→ YOUR GOAL: Quote every line as given.

→ PROVIDED RECORDS:
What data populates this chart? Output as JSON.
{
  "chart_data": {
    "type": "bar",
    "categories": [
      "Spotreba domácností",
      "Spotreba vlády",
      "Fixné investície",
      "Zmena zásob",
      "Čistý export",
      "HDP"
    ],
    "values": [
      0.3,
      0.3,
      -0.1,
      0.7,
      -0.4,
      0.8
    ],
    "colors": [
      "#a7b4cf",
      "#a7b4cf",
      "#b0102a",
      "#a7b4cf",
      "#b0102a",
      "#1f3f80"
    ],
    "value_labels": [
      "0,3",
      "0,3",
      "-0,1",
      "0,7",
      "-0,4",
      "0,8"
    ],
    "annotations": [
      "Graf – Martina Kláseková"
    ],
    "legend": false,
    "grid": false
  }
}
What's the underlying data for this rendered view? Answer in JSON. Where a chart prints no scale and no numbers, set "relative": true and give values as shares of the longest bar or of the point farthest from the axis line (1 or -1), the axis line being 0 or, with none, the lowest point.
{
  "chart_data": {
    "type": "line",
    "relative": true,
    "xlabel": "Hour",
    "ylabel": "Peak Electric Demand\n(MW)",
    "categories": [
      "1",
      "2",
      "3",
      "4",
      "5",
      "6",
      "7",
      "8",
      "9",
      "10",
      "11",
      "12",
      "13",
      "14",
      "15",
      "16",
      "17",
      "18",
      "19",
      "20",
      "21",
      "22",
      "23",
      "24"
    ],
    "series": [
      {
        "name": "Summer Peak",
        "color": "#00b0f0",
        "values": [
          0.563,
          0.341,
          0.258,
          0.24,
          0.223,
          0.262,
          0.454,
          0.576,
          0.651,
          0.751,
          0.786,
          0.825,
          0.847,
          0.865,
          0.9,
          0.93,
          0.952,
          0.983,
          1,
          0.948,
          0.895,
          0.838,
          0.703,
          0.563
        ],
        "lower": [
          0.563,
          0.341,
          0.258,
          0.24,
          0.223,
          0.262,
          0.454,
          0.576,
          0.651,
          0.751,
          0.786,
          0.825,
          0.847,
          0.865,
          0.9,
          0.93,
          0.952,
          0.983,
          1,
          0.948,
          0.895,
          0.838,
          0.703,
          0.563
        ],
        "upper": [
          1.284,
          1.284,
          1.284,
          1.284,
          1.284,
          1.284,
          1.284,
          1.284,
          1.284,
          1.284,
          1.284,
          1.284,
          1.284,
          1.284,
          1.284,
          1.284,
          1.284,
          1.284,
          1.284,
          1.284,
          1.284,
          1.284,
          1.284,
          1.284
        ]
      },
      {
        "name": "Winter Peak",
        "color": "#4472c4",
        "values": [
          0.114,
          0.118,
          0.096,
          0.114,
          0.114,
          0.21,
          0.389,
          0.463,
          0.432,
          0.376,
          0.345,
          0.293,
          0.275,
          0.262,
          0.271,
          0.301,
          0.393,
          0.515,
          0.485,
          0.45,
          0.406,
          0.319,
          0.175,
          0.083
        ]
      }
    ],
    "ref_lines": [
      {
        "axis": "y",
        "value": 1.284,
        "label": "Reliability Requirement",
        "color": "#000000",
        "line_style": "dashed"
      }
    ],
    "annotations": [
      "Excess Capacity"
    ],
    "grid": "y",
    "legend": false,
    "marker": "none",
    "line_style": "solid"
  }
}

→ SOLUTION FOR THIS EXERCISE:
What data populates this chart? Output as JSON.
{
  "chart_data": {
    "type": "bar",
    "categories": [
      "Spotreba domácností",
      "Spotreba vlády",
      "Fixné investície",
      "Zmena zásob",
      "Čistý export",
      "HDP"
    ],
    "values": [
      0.3,
      0.3,
      -0.1,
      0.7,
      -0.4,
      0.8
    ],
    "colors": [
      "#a7b4cf",
      "#a7b4cf",
      "#b0102a",
      "#a7b4cf",
      "#b0102a",
      "#1f3f80"
    ],
    "value_labels": [
      "0,3",
      "0,3",
      "-0,1",
      "0,7",
      "-0,4",
      "0,8"
    ],
    "annotations": [
      "Graf – Martina Kláseková"
    ],
    "legend": false,
    "grid": false
  }
}
What's the underlying data for this rendered view? Answer in JSON. Where a chart prints no scale and no numbers, set "relative": true and give values as shares of the longest bar or of the point farthest from the axis line (1 or -1), the axis line being 0 or, with none, the lowest point.
{
  "chart_data": {
    "type": "line",
    "relative": true,
    "xlabel": "Hour",
    "ylabel": "Peak Electric Demand\n(MW)",
    "categories": [
      "1",
      "2",
      "3",
      "4",
      "5",
      "6",
      "7",
      "8",
      "9",
      "10",
      "11",
      "12",
      "13",
      "14",
      "15",
      "16",
      "17",
      "18",
      "19",
      "20",
      "21",
      "22",
      "23",
      "24"
    ],
    "series": [
      {
        "name": "Summer Peak",
        "color": "#00b0f0",
        "values": [
          0.563,
          0.341,
          0.258,
          0.24,
          0.223,
          0.262,
          0.454,
          0.576,
          0.651,
          0.751,
          0.786,
          0.825,
          0.847,
          0.865,
          0.9,
          0.93,
          0.952,
          0.983,
          1,
          0.948,
          0.895,
          0.838,
          0.703,
          0.563
        ],
        "lower": [
          0.563,
          0.341,
          0.258,
          0.24,
          0.223,
          0.262,
          0.454,
          0.576,
          0.651,
          0.751,
          0.786,
          0.825,
          0.847,
          0.865,
          0.9,
          0.93,
          0.952,
          0.983,
          1,
          0.948,
          0.895,
          0.838,
          0.703,
          0.563
        ],
        "upper": [
          1.284,
          1.284,
          1.284,
          1.284,
          1.284,
          1.284,
          1.284,
          1.284,
          1.284,
          1.284,
          1.284,
          1.284,
          1.284,
          1.284,
          1.284,
          1.284,
          1.284,
          1.284,
          1.284,
          1.284,
          1.284,
          1.284,
          1.284,
          1.284
        ]
      },
      {
        "name": "Winter Peak",
        "color": "#4472c4",
        "values": [
          0.114,
          0.118,
          0.096,
          0.114,
          0.114,
          0.21,
          0.389,
          0.463,
          0.432,
          0.376,
          0.345,
          0.293,
          0.275,
          0.262,
          0.271,
          0.301,
          0.393,
          0.515,
          0.485,
          0.45,
          0.406,
          0.319,
          0.175,
          0.083
        ]
      }
    ],
    "ref_lines": [
      {
        "axis": "y",
        "value": 1.284,
        "label": "Reliability Requirement",
        "color": "#000000",
        "line_style": "dashed"
      }
    ],
    "annotations": [
      "Excess Capacity"
    ],
    "grid": "y",
    "legend": false,
    "marker": "none",
    "line_style": "solid"
  }
}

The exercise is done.